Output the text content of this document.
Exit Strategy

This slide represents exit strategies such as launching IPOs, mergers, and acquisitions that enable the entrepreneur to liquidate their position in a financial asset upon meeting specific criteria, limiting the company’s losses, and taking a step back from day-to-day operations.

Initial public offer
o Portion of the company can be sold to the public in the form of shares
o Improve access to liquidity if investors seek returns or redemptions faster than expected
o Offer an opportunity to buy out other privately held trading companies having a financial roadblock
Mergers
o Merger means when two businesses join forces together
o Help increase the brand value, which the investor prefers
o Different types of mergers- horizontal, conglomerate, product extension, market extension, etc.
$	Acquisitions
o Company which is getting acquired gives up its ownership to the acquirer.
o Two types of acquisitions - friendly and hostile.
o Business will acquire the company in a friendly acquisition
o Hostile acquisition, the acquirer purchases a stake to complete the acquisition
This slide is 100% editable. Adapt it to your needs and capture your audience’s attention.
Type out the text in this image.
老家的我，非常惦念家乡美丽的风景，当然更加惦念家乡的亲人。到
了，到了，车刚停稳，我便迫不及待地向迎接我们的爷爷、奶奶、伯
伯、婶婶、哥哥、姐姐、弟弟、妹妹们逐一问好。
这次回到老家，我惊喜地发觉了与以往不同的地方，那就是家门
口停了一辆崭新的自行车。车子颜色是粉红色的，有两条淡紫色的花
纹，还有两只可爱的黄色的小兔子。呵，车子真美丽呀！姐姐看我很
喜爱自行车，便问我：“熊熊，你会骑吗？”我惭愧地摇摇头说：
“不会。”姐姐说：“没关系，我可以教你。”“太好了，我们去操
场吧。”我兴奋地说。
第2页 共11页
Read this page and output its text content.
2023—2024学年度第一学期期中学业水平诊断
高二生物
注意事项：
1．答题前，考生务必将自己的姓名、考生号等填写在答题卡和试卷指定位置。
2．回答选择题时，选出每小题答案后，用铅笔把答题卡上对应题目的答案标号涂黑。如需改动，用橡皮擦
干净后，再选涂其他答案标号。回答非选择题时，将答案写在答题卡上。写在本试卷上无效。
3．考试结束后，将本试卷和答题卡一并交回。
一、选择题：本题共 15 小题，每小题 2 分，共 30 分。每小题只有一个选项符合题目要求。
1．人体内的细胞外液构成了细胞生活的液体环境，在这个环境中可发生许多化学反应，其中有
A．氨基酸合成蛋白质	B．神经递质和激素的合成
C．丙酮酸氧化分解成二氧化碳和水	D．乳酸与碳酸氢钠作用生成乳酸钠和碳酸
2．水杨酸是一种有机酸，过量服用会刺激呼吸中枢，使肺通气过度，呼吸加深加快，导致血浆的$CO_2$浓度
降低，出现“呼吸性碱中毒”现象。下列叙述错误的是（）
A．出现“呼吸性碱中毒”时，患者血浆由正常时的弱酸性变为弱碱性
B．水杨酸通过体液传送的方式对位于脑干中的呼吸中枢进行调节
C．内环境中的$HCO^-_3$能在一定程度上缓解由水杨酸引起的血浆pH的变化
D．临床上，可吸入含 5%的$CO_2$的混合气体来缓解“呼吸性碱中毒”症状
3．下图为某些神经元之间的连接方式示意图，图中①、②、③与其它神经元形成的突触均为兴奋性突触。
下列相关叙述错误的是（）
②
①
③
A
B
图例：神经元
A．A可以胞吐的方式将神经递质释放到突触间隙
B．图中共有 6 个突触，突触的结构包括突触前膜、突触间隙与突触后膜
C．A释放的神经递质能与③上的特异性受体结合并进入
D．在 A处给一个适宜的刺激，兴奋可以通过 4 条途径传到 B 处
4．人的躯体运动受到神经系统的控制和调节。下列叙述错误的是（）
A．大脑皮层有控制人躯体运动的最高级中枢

────────

__WHAT YOU SHOULD DO__.
Read the entries and show each line that mentions "content".

__COMPLETED EXERCISE__.
Output the text content of this document.
Read this page and output its text content.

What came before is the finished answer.